Repeat each line exactly, leaving nothing out.

# Stored data start

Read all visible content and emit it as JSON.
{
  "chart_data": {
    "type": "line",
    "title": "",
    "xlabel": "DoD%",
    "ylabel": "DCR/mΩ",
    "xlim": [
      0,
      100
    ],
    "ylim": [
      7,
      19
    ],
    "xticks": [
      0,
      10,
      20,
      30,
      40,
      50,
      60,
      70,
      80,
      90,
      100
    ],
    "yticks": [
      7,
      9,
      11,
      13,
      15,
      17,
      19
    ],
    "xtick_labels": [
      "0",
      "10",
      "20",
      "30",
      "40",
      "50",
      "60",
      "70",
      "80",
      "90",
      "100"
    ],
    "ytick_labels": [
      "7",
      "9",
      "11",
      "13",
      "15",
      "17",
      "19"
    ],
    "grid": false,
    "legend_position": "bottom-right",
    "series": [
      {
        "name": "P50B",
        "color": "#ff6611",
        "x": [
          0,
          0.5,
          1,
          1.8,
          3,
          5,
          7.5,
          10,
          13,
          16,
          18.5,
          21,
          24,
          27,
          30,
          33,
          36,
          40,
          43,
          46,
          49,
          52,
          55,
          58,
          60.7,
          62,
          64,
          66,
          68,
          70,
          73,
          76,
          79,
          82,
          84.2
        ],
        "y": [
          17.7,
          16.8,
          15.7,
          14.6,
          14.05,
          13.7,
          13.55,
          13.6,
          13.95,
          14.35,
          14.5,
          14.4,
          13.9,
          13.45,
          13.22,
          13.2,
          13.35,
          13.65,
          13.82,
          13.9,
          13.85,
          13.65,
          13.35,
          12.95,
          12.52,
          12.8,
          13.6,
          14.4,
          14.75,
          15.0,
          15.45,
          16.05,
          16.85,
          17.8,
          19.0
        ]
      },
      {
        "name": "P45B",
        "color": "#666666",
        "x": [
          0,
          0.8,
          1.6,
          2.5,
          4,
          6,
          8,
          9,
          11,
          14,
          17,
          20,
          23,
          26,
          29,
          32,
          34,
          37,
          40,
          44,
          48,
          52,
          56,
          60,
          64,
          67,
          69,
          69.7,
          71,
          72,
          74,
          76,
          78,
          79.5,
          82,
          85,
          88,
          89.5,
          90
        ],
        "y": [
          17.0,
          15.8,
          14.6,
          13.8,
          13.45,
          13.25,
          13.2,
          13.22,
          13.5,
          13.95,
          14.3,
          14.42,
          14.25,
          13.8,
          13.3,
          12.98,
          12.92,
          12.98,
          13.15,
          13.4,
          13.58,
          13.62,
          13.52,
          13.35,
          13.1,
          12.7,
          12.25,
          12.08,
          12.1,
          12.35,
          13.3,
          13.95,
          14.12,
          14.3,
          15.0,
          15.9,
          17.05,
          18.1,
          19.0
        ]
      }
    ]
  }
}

# Stored data end

- Result of the task -
Read all visible content and emit it as JSON.
{
  "chart_data": {
    "type": "line",
    "title": "",
    "xlabel": "DoD%",
    "ylabel": "DCR/mΩ",
    "xlim": [
      0,
      100
    ],
    "ylim": [
      7,
      19
    ],
    "xticks": [
      0,
      10,
      20,
      30,
      40,
      50,
      60,
      70,
      80,
      90,
      100
    ],
    "yticks": [
      7,
      9,
      11,
      13,
      15,
      17,
      19
    ],
    "xtick_labels": [
      "0",
      "10",
      "20",
      "30",
      "40",
      "50",
      "60",
      "70",
      "80",
      "90",
      "100"
    ],
    "ytick_labels": [
      "7",
      "9",
      "11",
      "13",
      "15",
      "17",
      "19"
    ],
    "grid": false,
    "legend_position": "bottom-right",
    "series": [
      {
        "name": "P50B",
        "color": "#ff6611",
        "x": [
          0,
          0.5,
          1,
          1.8,
          3,
          5,
          7.5,
          10,
          13,
          16,
          18.5,
          21,
          24,
          27,
          30,
          33,
          36,
          40,
          43,
          46,
          49,
          52,
          55,
          58,
          60.7,
          62,
          64,
          66,
          68,
          70,
          73,
          76,
          79,
          82,
          84.2
        ],
        "y": [
          17.7,
          16.8,
          15.7,
          14.6,
          14.05,
          13.7,
          13.55,
          13.6,
          13.95,
          14.35,
          14.5,
          14.4,
          13.9,
          13.45,
          13.22,
          13.2,
          13.35,
          13.65,
          13.82,
          13.9,
          13.85,
          13.65,
          13.35,
          12.95,
          12.52,
          12.8,
          13.6,
          14.4,
          14.75,
          15.0,
          15.45,
          16.05,
          16.85,
          17.8,
          19.0
        ]
      },
      {
        "name": "P45B",
        "color": "#666666",
        "x": [
          0,
          0.8,
          1.6,
          2.5,
          4,
          6,
          8,
          9,
          11,
          14,
          17,
          20,
          23,
          26,
          29,
          32,
          34,
          37,
          40,
          44,
          48,
          52,
          56,
          60,
          64,
          67,
          69,
          69.7,
          71,
          72,
          74,
          76,
          78,
          79.5,
          82,
          85,
          88,
          89.5,
          90
        ],
        "y": [
          17.0,
          15.8,
          14.6,
          13.8,
          13.45,
          13.25,
          13.2,
          13.22,
          13.5,
          13.95,
          14.3,
          14.42,
          14.25,
          13.8,
          13.3,
          12.98,
          12.92,
          12.98,
          13.15,
          13.4,
          13.58,
          13.62,
          13.52,
          13.35,
          13.1,
          12.7,
          12.25,
          12.08,
          12.1,
          12.35,
          13.3,
          13.95,
          14.12,
          14.3,
          15.0,
          15.9,
          17.05,
          18.1,
          19.0
        ]
      }
    ]
  }
}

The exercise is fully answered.